# Given instruction
Locate each line below that includes "title" and reproduce it.

[Recorded data]
-- -- --
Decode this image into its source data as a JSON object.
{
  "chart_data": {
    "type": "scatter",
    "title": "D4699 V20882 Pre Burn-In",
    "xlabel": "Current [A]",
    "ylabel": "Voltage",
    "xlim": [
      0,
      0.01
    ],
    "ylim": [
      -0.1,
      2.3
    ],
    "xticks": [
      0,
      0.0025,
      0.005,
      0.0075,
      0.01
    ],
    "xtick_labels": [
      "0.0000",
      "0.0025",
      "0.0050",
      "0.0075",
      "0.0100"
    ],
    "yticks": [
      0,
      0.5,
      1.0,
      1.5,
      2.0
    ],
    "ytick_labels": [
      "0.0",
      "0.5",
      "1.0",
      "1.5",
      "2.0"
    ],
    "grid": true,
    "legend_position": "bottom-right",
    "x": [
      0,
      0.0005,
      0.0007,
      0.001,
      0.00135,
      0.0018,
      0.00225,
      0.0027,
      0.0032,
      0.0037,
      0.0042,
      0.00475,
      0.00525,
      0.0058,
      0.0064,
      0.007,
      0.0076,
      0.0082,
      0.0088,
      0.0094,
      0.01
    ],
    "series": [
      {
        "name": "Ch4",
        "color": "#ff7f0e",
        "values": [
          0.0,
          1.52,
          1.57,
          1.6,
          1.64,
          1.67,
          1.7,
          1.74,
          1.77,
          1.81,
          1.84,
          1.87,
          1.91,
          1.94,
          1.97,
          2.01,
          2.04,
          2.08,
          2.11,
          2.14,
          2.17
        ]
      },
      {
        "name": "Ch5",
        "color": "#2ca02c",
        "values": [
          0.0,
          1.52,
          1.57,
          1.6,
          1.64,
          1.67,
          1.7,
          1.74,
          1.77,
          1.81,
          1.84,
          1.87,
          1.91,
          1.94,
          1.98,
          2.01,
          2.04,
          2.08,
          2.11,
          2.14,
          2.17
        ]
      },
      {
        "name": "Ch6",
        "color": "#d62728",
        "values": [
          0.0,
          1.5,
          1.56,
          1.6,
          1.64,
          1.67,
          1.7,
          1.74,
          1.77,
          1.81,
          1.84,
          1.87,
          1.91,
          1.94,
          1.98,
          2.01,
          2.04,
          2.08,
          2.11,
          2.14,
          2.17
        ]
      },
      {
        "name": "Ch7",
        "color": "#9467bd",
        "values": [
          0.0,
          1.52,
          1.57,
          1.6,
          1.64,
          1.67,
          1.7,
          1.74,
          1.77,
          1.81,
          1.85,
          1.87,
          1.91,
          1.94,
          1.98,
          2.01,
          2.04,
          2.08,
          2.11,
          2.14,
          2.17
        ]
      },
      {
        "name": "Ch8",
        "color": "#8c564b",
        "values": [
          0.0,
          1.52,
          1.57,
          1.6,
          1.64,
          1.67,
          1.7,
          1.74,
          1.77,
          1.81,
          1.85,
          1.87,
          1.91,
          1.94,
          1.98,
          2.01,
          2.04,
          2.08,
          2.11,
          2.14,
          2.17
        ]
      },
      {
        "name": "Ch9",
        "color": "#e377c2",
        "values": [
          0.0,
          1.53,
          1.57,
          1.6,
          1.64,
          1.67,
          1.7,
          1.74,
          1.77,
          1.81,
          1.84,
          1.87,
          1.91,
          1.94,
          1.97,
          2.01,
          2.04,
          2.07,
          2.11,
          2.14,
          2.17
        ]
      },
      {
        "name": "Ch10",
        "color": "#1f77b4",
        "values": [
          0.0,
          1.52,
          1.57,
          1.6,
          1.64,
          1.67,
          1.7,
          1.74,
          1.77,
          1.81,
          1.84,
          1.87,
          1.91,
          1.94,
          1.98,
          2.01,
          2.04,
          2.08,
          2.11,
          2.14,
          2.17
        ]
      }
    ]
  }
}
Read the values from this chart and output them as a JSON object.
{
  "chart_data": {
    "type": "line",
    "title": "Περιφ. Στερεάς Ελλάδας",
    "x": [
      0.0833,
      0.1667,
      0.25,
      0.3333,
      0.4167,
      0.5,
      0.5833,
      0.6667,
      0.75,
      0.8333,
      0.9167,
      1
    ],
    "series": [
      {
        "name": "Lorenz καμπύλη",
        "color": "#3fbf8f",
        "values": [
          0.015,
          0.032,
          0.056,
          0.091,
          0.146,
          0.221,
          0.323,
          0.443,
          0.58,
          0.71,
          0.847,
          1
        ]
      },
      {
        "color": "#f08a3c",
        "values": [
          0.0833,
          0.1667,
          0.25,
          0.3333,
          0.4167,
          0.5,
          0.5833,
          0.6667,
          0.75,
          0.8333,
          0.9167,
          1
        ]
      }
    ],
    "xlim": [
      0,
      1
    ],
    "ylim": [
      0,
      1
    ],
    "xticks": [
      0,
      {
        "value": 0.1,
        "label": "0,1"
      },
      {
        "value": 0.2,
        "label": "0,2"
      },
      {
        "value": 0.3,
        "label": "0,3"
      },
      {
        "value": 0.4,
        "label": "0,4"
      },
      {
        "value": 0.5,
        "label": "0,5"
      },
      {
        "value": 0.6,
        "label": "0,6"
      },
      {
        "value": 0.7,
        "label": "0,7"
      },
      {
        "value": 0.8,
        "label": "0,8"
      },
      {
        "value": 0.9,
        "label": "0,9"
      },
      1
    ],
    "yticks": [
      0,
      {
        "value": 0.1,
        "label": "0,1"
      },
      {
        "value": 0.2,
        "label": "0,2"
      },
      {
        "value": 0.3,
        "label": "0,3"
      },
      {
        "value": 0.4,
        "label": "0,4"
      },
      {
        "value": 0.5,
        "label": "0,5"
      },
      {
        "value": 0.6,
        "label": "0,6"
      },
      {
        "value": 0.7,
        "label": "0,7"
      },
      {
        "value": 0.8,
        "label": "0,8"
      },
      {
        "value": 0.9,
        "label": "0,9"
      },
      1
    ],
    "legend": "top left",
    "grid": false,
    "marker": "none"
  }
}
-- -- --
# Response
    "title": "D4699 V20882 Pre Burn-In",
    "title": "Περιφ. Στερεάς Ελλάδας",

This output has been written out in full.